Copy out, from the entries below, each line holding the string "صحيح".

▶ _Material for this exercise_
>>
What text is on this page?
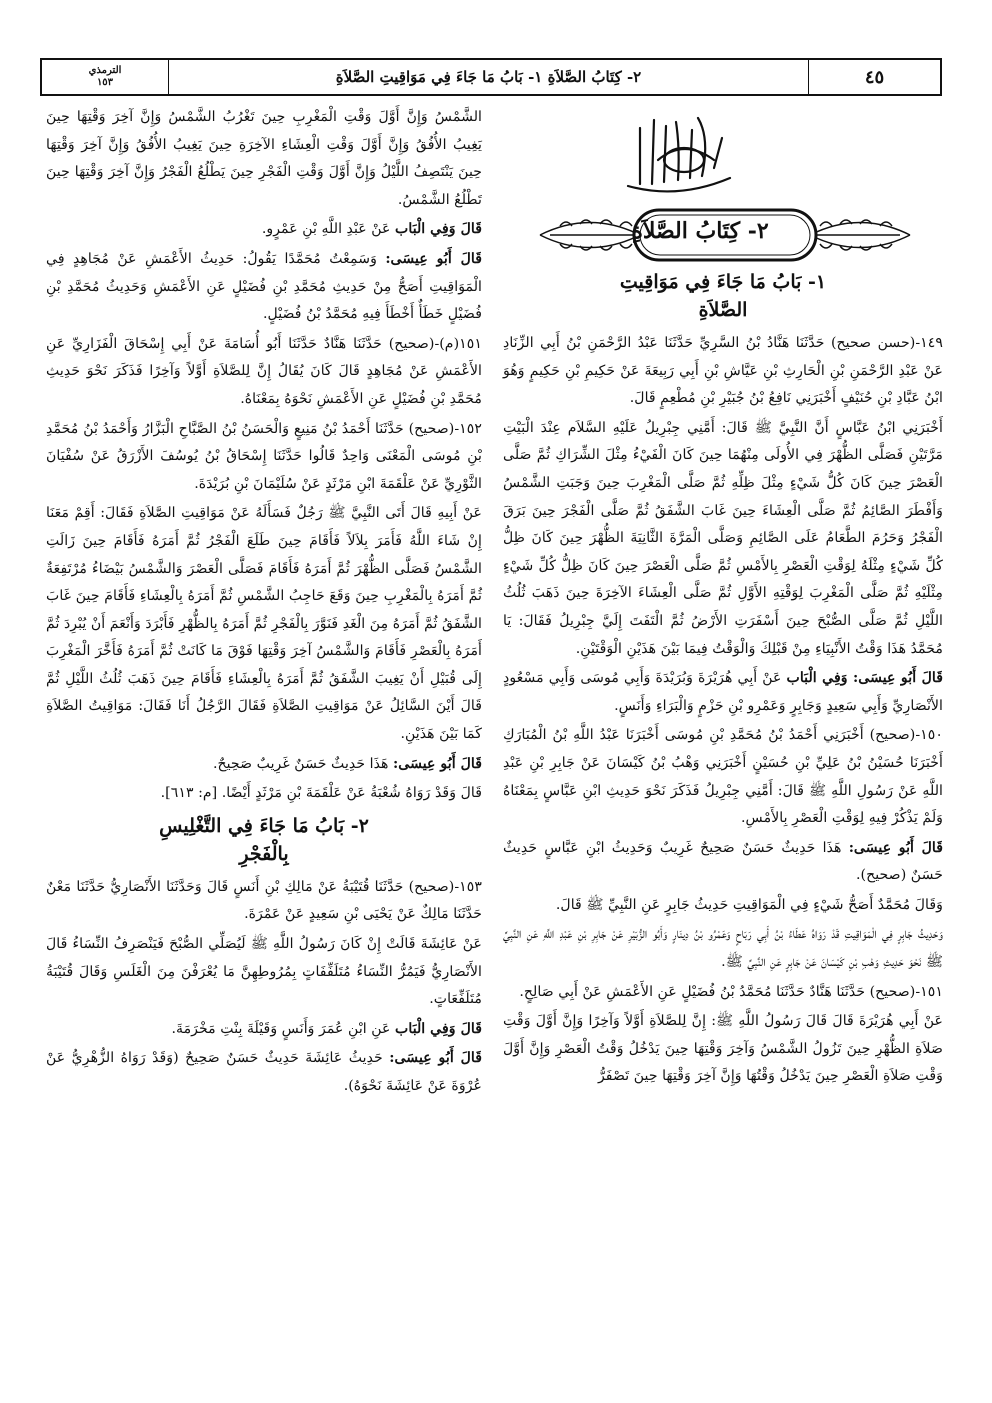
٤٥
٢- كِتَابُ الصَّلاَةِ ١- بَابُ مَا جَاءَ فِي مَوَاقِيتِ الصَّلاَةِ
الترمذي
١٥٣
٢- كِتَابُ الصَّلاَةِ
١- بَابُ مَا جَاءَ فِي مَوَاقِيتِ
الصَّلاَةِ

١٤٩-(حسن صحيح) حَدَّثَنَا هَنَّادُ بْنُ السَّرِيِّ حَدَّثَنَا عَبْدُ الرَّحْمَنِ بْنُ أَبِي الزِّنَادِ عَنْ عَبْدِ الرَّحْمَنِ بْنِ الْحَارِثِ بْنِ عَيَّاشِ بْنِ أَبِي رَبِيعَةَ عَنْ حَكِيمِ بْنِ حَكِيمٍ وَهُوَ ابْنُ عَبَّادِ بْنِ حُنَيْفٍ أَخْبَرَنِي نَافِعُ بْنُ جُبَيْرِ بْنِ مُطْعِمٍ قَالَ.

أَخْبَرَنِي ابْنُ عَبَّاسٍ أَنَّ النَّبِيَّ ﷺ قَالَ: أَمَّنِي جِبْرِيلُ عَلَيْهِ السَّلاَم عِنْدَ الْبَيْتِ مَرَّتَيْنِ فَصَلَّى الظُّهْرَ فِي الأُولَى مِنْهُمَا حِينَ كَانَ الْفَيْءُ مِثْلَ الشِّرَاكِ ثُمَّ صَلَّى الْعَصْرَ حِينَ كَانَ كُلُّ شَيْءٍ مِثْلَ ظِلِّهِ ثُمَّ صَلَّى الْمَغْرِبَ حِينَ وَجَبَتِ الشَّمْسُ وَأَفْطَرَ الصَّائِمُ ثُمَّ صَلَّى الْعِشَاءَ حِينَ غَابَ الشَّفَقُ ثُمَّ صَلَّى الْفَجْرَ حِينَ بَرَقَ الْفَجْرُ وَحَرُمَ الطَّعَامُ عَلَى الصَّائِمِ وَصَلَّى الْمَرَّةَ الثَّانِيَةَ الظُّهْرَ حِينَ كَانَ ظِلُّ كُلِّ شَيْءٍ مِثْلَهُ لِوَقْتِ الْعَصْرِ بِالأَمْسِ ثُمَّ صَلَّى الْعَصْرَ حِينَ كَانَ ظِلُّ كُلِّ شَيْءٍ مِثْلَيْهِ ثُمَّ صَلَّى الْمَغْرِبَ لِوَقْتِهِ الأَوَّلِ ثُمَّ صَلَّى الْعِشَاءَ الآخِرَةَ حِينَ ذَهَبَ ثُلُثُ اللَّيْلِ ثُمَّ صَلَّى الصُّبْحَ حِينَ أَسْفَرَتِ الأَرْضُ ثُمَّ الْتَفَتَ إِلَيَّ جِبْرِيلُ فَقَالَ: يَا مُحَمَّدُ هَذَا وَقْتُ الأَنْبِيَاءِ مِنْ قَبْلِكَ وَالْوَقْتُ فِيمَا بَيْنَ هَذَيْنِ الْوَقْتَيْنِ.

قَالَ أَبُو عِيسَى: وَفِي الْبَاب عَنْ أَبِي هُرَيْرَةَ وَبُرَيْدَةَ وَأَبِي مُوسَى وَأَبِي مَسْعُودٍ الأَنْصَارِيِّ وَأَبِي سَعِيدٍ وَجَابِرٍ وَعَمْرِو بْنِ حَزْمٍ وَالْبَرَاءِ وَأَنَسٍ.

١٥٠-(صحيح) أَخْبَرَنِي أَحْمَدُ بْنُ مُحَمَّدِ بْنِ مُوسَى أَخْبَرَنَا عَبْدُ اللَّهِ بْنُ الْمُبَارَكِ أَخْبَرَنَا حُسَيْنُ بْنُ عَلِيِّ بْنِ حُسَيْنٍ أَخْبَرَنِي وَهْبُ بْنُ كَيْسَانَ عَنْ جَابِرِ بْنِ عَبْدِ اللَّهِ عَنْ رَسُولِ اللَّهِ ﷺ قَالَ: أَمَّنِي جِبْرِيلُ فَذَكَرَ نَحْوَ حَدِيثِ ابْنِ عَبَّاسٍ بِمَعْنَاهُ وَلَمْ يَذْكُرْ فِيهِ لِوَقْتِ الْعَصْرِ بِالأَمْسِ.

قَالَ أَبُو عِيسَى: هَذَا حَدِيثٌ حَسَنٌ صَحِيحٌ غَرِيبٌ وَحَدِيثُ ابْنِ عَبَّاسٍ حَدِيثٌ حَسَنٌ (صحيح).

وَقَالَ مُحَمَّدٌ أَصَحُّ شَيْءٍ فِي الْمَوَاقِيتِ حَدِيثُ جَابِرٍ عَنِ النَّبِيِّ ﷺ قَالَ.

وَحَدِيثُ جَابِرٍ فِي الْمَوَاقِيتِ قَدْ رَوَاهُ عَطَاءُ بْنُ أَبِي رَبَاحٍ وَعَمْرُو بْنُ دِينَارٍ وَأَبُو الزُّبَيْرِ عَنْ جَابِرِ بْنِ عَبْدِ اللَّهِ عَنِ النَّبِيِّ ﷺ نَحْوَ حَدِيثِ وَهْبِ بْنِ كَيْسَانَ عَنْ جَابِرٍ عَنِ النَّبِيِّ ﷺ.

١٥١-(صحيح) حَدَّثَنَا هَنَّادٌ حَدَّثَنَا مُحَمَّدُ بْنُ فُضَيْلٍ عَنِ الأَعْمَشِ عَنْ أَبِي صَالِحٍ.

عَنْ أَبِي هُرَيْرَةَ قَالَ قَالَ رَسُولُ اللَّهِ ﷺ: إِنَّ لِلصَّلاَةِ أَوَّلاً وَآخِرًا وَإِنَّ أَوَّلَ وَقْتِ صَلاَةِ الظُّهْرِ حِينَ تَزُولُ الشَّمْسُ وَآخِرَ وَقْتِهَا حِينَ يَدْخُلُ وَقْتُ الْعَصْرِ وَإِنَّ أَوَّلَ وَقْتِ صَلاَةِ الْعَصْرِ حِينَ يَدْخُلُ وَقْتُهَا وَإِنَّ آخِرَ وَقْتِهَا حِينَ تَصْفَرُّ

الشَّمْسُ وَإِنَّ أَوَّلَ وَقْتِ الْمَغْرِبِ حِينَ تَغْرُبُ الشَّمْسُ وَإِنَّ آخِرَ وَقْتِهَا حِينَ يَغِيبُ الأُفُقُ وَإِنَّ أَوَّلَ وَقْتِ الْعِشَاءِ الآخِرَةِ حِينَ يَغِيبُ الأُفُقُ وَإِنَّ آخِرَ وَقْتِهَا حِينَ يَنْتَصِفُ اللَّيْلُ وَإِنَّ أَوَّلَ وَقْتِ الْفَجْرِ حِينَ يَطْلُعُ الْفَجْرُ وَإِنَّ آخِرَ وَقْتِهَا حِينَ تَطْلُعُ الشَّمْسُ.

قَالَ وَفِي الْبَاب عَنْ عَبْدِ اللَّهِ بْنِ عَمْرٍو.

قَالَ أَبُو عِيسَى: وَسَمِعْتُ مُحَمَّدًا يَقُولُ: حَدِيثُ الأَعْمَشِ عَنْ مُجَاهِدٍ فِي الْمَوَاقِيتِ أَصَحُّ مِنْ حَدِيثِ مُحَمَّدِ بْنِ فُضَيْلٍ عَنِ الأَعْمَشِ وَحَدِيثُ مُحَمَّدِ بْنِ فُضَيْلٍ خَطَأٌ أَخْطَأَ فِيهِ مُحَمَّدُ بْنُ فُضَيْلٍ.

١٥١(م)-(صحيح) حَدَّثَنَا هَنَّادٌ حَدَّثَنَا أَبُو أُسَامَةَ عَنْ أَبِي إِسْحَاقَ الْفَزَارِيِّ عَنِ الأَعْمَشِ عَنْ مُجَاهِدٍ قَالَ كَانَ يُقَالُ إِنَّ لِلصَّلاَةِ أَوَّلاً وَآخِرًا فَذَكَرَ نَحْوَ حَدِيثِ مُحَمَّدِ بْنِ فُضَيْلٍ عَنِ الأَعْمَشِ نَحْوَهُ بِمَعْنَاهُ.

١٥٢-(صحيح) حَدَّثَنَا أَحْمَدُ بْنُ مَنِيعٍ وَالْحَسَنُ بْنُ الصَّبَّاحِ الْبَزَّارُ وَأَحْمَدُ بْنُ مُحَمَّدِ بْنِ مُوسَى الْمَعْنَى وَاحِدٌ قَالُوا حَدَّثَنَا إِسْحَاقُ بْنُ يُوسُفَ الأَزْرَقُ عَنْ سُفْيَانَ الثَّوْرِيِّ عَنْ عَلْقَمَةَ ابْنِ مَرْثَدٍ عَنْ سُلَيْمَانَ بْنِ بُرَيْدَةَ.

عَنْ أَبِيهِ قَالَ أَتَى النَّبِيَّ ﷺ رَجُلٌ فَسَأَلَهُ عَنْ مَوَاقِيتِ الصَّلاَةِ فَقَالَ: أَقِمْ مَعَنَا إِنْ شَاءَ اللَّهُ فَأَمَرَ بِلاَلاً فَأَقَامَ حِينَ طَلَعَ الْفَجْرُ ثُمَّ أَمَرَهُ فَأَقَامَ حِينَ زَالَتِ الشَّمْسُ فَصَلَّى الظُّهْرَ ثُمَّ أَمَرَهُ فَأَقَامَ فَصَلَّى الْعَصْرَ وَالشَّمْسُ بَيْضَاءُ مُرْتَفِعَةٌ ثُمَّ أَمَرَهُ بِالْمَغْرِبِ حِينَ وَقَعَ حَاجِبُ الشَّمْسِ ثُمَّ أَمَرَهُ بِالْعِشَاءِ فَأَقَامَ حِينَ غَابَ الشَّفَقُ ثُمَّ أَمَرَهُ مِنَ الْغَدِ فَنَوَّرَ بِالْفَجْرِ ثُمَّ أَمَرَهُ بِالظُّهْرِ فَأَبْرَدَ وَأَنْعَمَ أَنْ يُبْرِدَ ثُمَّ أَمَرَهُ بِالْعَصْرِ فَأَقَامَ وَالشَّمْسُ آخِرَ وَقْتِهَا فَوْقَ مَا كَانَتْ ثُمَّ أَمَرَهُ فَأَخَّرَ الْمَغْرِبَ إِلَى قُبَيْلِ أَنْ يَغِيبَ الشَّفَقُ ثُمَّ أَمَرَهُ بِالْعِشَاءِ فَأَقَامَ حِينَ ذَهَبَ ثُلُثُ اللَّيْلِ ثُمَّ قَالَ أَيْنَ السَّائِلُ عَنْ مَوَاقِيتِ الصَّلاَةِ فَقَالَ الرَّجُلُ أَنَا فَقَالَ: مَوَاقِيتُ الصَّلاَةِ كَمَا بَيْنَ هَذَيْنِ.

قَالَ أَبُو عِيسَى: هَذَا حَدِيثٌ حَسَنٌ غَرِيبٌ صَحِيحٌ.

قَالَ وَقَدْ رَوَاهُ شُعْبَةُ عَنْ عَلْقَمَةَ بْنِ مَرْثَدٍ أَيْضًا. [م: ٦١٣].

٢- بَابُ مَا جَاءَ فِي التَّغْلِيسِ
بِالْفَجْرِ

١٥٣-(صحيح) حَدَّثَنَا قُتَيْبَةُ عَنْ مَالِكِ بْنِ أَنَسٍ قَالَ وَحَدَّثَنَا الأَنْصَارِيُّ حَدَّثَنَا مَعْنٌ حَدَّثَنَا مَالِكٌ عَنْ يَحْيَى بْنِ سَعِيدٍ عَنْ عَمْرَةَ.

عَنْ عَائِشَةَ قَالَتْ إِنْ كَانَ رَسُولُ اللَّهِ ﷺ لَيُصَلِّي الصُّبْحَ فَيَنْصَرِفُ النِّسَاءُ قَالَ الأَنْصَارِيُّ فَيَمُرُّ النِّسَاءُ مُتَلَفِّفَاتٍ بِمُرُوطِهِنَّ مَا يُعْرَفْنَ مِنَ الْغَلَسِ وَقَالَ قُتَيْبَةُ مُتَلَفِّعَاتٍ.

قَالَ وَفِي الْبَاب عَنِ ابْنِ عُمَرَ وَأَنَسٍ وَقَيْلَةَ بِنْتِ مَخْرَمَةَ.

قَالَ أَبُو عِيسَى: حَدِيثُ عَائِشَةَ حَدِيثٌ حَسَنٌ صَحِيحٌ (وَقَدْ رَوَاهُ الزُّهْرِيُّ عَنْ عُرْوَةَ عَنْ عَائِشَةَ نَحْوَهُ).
<<
▶ _Expected output_
١٤٩-(حسن صحيح) حَدَّثَنَا هَنَّادُ بْنُ السَّرِيِّ حَدَّثَنَا عَبْدُ الرَّحْمَنِ بْنُ أَبِي الزِّنَادِ عَنْ عَبْدِ الرَّحْمَنِ بْنِ الْحَارِثِ بْنِ عَيَّاشِ بْنِ أَبِي رَبِيعَةَ عَنْ حَكِيمِ بْنِ حَكِيمٍ وَهُوَ ابْنُ عَبَّادِ بْنِ حُنَيْفٍ أَخْبَرَنِي نَافِعُ بْنُ جُبَيْرِ بْنِ مُطْعِمٍ قَالَ.
١٥٠-(صحيح) أَخْبَرَنِي أَحْمَدُ بْنُ مُحَمَّدِ بْنِ مُوسَى أَخْبَرَنَا عَبْدُ اللَّهِ بْنُ الْمُبَارَكِ أَخْبَرَنَا حُسَيْنُ بْنُ عَلِيِّ بْنِ حُسَيْنٍ أَخْبَرَنِي وَهْبُ بْنُ كَيْسَانَ عَنْ جَابِرِ بْنِ عَبْدِ اللَّهِ عَنْ رَسُولِ اللَّهِ ﷺ قَالَ: أَمَّنِي جِبْرِيلُ فَذَكَرَ نَحْوَ حَدِيثِ ابْنِ عَبَّاسٍ بِمَعْنَاهُ وَلَمْ يَذْكُرْ فِيهِ لِوَقْتِ الْعَصْرِ بِالأَمْسِ.
قَالَ أَبُو عِيسَى: هَذَا حَدِيثٌ حَسَنٌ صَحِيحٌ غَرِيبٌ وَحَدِيثُ ابْنِ عَبَّاسٍ حَدِيثٌ حَسَنٌ (صحيح).
١٥١-(صحيح) حَدَّثَنَا هَنَّادٌ حَدَّثَنَا مُحَمَّدُ بْنُ فُضَيْلٍ عَنِ الأَعْمَشِ عَنْ أَبِي صَالِحٍ.
١٥١(م)-(صحيح) حَدَّثَنَا هَنَّادٌ حَدَّثَنَا أَبُو أُسَامَةَ عَنْ أَبِي إِسْحَاقَ الْفَزَارِيِّ عَنِ الأَعْمَشِ عَنْ مُجَاهِدٍ قَالَ كَانَ يُقَالُ إِنَّ لِلصَّلاَةِ أَوَّلاً وَآخِرًا فَذَكَرَ نَحْوَ حَدِيثِ مُحَمَّدِ بْنِ فُضَيْلٍ عَنِ الأَعْمَشِ نَحْوَهُ بِمَعْنَاهُ.
١٥٢-(صحيح) حَدَّثَنَا أَحْمَدُ بْنُ مَنِيعٍ وَالْحَسَنُ بْنُ الصَّبَّاحِ الْبَزَّارُ وَأَحْمَدُ بْنُ مُحَمَّدِ بْنِ مُوسَى الْمَعْنَى وَاحِدٌ قَالُوا حَدَّثَنَا إِسْحَاقُ بْنُ يُوسُفَ الأَزْرَقُ عَنْ سُفْيَانَ الثَّوْرِيِّ عَنْ عَلْقَمَةَ ابْنِ مَرْثَدٍ عَنْ سُلَيْمَانَ بْنِ بُرَيْدَةَ.
١٥٣-(صحيح) حَدَّثَنَا قُتَيْبَةُ عَنْ مَالِكِ بْنِ أَنَسٍ قَالَ وَحَدَّثَنَا الأَنْصَارِيُّ حَدَّثَنَا مَعْنٌ حَدَّثَنَا مَالِكٌ عَنْ يَحْيَى بْنِ سَعِيدٍ عَنْ عَمْرَةَ.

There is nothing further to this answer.